Determine how many lines contain the string "tiempo". Respond with that number and nothing more.

* BEGIN RECORDS SUPPLIED *

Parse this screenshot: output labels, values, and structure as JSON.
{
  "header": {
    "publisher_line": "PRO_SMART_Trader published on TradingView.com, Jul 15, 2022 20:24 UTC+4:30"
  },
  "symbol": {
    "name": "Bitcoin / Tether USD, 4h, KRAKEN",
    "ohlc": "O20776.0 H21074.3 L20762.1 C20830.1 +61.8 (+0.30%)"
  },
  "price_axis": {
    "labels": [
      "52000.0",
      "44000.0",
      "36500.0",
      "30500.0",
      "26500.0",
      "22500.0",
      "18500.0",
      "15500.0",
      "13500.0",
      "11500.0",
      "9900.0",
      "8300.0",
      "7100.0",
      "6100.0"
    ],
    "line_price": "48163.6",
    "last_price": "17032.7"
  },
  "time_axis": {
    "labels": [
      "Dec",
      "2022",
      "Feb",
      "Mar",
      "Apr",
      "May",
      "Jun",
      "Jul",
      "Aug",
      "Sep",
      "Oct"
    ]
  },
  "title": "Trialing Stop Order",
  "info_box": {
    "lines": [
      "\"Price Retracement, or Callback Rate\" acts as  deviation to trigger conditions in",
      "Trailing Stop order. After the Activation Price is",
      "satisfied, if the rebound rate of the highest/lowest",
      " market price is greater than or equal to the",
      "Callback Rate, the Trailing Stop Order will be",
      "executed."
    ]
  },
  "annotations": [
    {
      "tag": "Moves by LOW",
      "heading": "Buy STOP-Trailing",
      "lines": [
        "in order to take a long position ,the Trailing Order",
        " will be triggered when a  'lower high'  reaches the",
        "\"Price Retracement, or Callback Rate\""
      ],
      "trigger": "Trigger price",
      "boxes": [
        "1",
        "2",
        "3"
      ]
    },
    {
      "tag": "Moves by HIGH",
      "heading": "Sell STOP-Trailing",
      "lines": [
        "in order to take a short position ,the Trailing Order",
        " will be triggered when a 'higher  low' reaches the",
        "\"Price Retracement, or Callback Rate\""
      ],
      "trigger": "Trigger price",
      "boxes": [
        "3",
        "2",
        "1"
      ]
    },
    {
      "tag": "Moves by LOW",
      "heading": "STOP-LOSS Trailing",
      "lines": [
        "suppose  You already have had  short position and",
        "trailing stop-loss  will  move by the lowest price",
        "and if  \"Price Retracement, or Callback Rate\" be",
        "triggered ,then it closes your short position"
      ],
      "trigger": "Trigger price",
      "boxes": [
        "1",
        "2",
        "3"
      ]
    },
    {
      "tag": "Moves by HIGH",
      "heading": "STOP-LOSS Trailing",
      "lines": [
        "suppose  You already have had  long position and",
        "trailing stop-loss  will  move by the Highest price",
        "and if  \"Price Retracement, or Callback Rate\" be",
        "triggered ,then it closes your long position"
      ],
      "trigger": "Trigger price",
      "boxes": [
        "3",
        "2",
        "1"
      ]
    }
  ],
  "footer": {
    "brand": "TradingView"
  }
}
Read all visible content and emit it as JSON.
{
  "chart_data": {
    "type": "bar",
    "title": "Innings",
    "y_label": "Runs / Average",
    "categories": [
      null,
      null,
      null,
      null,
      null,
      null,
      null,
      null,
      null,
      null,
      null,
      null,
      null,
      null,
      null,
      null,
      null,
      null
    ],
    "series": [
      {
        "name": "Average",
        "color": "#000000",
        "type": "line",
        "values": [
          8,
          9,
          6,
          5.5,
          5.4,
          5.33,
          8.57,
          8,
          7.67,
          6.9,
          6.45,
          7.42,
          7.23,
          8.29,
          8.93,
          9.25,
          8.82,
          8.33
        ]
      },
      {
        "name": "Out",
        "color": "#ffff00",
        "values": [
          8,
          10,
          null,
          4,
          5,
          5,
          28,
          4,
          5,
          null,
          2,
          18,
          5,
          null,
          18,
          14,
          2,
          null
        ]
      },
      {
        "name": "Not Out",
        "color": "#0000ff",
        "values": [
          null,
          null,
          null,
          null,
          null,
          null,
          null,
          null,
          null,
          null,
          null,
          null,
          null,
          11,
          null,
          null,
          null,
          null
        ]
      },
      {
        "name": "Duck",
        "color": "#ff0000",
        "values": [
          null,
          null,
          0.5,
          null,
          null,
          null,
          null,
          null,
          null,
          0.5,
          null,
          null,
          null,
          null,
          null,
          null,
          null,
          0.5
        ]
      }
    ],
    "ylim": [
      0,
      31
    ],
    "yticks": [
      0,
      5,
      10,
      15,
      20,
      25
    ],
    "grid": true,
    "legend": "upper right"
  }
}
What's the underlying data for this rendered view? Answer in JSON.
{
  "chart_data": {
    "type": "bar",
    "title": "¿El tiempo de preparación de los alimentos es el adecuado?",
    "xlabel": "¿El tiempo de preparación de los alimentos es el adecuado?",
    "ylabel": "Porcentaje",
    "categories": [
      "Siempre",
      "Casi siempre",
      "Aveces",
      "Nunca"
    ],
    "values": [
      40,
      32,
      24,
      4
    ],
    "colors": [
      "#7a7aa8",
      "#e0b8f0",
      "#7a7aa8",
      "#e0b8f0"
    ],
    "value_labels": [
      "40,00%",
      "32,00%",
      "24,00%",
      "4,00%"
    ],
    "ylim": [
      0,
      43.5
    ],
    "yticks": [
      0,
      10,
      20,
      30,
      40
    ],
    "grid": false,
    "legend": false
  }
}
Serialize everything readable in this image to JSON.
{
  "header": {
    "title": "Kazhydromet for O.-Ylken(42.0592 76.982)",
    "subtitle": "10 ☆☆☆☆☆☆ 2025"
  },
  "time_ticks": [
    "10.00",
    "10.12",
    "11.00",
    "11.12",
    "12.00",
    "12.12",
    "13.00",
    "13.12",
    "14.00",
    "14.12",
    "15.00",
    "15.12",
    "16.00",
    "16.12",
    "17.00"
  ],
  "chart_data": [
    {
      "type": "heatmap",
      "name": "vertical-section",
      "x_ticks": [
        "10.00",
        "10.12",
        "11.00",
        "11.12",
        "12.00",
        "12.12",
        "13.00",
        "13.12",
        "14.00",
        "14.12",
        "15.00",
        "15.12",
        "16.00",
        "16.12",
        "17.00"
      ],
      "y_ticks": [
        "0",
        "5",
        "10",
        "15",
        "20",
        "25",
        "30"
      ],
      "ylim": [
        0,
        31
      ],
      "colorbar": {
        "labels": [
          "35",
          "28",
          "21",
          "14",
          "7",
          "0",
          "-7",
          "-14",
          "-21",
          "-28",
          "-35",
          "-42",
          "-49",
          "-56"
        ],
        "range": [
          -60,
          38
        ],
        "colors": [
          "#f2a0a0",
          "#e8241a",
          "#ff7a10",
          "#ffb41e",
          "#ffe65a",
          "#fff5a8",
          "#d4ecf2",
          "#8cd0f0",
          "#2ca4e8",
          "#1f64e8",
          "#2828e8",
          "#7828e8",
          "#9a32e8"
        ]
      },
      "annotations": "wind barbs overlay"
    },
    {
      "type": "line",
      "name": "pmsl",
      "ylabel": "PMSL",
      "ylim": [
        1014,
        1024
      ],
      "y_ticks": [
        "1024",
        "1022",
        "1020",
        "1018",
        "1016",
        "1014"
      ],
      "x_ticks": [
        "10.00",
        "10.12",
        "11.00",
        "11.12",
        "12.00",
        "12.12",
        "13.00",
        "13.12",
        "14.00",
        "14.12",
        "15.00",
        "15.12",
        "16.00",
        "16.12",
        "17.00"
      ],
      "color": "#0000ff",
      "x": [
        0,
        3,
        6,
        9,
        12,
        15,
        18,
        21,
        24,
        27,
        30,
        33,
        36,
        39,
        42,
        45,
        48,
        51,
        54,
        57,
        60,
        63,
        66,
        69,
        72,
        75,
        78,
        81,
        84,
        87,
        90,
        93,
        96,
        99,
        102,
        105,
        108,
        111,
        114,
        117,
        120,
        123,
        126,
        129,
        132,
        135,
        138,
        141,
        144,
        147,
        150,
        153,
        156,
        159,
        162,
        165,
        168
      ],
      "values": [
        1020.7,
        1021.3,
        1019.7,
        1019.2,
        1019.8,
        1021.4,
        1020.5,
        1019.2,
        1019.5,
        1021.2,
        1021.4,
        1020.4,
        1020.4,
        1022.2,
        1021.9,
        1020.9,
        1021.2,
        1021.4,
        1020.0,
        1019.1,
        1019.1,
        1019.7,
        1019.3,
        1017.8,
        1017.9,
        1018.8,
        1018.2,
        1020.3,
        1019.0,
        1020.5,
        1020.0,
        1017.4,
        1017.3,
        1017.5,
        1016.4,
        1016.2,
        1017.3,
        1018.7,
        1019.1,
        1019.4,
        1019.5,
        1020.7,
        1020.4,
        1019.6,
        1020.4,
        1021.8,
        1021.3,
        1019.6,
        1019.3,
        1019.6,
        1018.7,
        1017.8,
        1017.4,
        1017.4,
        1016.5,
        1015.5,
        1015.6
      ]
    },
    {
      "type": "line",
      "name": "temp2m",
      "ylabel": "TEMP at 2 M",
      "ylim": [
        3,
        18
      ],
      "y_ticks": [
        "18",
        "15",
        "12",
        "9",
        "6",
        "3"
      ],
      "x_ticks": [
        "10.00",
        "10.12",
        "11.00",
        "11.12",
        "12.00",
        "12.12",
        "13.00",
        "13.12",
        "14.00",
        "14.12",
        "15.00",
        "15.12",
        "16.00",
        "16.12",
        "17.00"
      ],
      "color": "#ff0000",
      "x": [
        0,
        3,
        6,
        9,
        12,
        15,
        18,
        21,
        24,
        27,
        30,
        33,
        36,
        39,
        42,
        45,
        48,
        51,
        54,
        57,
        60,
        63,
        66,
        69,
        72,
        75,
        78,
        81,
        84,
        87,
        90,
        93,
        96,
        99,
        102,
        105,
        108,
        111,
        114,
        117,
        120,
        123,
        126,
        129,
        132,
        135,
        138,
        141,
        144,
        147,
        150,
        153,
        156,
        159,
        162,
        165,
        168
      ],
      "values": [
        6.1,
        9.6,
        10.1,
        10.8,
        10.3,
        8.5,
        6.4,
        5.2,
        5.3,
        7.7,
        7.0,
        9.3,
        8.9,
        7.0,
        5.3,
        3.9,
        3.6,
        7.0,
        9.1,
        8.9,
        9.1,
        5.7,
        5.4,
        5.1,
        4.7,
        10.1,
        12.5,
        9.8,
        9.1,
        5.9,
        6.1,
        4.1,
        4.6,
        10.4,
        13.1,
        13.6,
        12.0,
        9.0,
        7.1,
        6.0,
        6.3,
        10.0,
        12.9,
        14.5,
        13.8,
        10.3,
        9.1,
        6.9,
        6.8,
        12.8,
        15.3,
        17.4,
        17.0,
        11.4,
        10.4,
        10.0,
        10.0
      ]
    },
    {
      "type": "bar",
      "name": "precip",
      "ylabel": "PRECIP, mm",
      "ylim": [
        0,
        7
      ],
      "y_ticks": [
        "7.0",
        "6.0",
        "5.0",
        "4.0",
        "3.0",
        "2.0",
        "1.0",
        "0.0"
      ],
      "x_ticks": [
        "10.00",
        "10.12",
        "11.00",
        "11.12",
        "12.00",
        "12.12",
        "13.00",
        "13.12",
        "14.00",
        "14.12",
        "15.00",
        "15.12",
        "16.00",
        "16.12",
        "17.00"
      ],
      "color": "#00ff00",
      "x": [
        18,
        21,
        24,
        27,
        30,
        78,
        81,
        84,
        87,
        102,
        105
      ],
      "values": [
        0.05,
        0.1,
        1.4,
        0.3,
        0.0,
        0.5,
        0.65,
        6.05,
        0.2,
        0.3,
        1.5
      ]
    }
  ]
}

* END RECORDS SUPPLIED *

## RESULT
2